__Page text__
Content starts
A common thread that runs through many of the issue around free speech and the freedom of expression in our Canadian society is the application of the rules and making sure they apply to everyone in the same manner.  If our institutions could stand up and once again treat equality before the law as a meaningful statement it would solve many of the problems we’ve been having.  The long shadow of Herbert Marcusé’s Repressive Tolerance has made the enforcement of our laws regarding protest apply only to one category of protester.  Demonstrations and gatherings perceived to be “on the right” are subject to the full letter of the law, while most activity from the Left – especially the activist Left – seems to fly underneath the authorities radar.  This permissiveness has emboldened the radical left and they will continue to push the boundaries of acceptable behaviour in society because of lack of equanimity when enforcing the rules of our society.

We have very clear rules when it comes to protests, demonstrations, and freedom of expression in Canada – what we need is a return to a the just application of those rules to all parties in our society.

Greg Lukianoff in this excerpt looks at the encampment situation that is developing on many college campuses in the United States and how free speech is being used and abused within that context.

GREG LUKIANOFF: Since October 7th we’ve definitely seen a combination of clearly protected speech by pro-Palestinian students—speech that we’ve proudly defended because we are a nonpartisan organization; we will always defend people regardless of the content of their speech—but we’ve also seen an awful lot of assault, we’ve seen a lot of shout-downs, we’ve seen a lot of vandalism, and we’ve seen a lot of unprotected speech. It’s been accelerating for several months now.
Content ends
__Data__
Content starts
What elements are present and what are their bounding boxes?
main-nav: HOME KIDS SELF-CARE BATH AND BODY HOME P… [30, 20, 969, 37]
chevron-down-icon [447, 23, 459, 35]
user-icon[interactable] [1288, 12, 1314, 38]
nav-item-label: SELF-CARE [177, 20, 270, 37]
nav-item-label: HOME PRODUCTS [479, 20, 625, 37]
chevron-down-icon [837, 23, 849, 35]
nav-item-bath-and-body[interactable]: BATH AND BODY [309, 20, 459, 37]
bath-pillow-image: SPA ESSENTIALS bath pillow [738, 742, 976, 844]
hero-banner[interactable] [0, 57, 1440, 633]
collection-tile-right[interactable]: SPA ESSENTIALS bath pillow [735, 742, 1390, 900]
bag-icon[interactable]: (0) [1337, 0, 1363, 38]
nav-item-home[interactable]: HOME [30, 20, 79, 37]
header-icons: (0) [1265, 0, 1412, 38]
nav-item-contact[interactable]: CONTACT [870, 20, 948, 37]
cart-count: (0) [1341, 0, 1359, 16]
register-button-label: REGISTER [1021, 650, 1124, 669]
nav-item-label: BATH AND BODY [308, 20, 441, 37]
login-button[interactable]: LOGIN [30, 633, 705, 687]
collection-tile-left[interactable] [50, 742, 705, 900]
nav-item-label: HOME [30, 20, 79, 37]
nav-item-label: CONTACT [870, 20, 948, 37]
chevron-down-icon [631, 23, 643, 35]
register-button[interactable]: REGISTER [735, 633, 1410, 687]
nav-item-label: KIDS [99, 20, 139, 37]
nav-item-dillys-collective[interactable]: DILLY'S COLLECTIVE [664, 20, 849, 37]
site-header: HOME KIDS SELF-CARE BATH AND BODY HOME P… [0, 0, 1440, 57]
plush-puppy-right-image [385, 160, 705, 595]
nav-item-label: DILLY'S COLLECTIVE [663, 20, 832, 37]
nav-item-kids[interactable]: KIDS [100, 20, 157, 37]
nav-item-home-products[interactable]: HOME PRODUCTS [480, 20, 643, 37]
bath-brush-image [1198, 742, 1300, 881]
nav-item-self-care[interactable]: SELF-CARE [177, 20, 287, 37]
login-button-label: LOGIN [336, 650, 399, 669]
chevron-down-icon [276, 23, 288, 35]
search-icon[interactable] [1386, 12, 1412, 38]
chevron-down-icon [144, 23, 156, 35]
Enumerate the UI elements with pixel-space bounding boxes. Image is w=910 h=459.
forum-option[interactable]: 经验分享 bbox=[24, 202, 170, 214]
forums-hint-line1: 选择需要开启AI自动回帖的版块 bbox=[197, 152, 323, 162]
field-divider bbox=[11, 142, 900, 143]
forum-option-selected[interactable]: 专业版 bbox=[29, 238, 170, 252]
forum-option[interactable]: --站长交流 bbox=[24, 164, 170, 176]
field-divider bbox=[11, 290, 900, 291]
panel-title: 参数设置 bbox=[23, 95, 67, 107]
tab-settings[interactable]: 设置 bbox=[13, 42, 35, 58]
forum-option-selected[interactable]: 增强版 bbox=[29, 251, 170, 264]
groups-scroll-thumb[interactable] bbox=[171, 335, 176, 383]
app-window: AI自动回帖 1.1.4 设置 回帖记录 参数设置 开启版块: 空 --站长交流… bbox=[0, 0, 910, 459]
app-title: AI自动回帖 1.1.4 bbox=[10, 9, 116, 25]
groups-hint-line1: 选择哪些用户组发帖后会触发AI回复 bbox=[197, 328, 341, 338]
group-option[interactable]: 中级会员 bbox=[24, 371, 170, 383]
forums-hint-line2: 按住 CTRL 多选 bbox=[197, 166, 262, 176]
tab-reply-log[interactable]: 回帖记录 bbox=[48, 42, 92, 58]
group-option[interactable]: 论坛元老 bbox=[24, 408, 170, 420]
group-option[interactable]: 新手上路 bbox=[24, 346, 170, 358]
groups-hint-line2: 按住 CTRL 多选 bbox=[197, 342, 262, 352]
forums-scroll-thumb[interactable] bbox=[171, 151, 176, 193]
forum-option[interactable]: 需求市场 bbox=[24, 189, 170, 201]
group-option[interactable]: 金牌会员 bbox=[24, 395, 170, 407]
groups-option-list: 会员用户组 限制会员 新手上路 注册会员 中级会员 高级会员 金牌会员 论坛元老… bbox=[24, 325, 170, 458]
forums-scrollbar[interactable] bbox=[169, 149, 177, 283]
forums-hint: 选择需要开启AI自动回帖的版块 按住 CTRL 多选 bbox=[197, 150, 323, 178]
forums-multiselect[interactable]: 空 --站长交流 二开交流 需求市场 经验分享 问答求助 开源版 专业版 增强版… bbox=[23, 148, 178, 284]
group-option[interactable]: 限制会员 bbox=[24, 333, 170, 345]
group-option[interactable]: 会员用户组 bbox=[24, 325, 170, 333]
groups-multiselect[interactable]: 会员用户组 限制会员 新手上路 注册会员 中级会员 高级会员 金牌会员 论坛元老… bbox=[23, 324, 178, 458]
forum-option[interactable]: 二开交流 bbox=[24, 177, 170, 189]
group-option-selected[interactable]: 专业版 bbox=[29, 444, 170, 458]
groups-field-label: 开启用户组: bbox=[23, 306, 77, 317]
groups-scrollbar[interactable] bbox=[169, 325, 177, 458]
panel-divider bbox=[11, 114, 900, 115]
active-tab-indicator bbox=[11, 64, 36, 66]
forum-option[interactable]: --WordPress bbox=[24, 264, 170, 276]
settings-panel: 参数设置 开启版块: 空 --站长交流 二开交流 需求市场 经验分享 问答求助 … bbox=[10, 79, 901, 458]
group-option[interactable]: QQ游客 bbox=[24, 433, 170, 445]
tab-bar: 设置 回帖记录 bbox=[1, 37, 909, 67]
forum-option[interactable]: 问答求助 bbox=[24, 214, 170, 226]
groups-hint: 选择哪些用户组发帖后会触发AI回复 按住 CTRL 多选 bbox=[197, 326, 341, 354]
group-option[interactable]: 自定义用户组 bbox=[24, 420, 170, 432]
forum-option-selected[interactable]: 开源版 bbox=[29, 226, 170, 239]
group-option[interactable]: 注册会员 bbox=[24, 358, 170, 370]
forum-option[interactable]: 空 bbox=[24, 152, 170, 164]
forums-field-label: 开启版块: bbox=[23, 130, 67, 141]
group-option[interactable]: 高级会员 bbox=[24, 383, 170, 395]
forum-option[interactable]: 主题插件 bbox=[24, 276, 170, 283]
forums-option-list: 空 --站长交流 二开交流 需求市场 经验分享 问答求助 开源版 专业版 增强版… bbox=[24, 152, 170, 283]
Content ends
__Task requirements__
a - In the free speech commentary, rewrite the passage starting at "GREG LUKIANOFF: Since" and ending at "several months now.", swapping "vandalism" for "property damage".
b - Extend the commentary on free speech and protest enforcement past its final sentence.

__Task results__
a -
GREG LUKIANOFF: Since October 7th we’ve definitely seen a combination of clearly protected speech by pro-Palestinian students—speech that we’ve proudly defended because we are a nonpartisan organization; we will always defend people regardless of the content of their speech—but we’ve also seen an awful lot of assault, we’ve seen a lot of shout-downs, we’ve seen a lot of property damage, and we’ve seen a lot of unprotected speech. It’s been accelerating for several months now.

b -
Probably one of the worst places for this phenomenon has been Columbia University in New York City. What happened over the weekend, with the crackdown on the encampments that they had there, was interesting from a free speech standpoint, partially because you don’t have a First Amendment or free speech right to camp out on campus grounds. You have a protest right. But generally, every school in the country has rules that basically say, “No, you can’t camp here. You can’t turn this into your own encampment.” They just haven’t been enforcing them. So Columbia, to a degree, is paying the price for not actually fairly enforcing their rules, going far back.

Now, do I think that in the course of this, there are students engaged in protected speech who are getting in trouble? I have very little doubt that there are. And we want to know about those cases. But we’ve also seen, particularly at Columbia, examples of assault. Certainly examples of students being blocked and surrounded. Also, students engaging in things that, by pretty much any definition, would count as discriminatory harassment, which is a severe, persistent, and pervasive patterns of behaviour that a reasonable person would understand is discriminatory. And that’s something that we’ve seen, unfortunately, all over the country.

Now at Yale, we even know the student who was stabbed in the eye with a Palestinian flag, and she had to go to the hospital for it. That obviously isn’t protected. I think that there was a chance for a lot of these schools to prevent a lot of this from escalating by simply, fairly, and evenly enforcing their rules from the very beginning. But in a lot of cases, they simply didn’t.

One thing that readers really need to understand is that if you care about free speech on campus, you need to know that last year was the biggest year for deplatforming in recorded history, that we know of, on American college campuses. Deplatforming includes getting speakers disinvited and shout-downs. Yet this year, 2024, is going to blow 2023 out of the water, even just from shout-downs. And that has overwhelmingly come from pro-Palestinian students. Some of them have engaged in violence, including at Berkeley where they chased off an IDF speaker, for example, several weeks ago.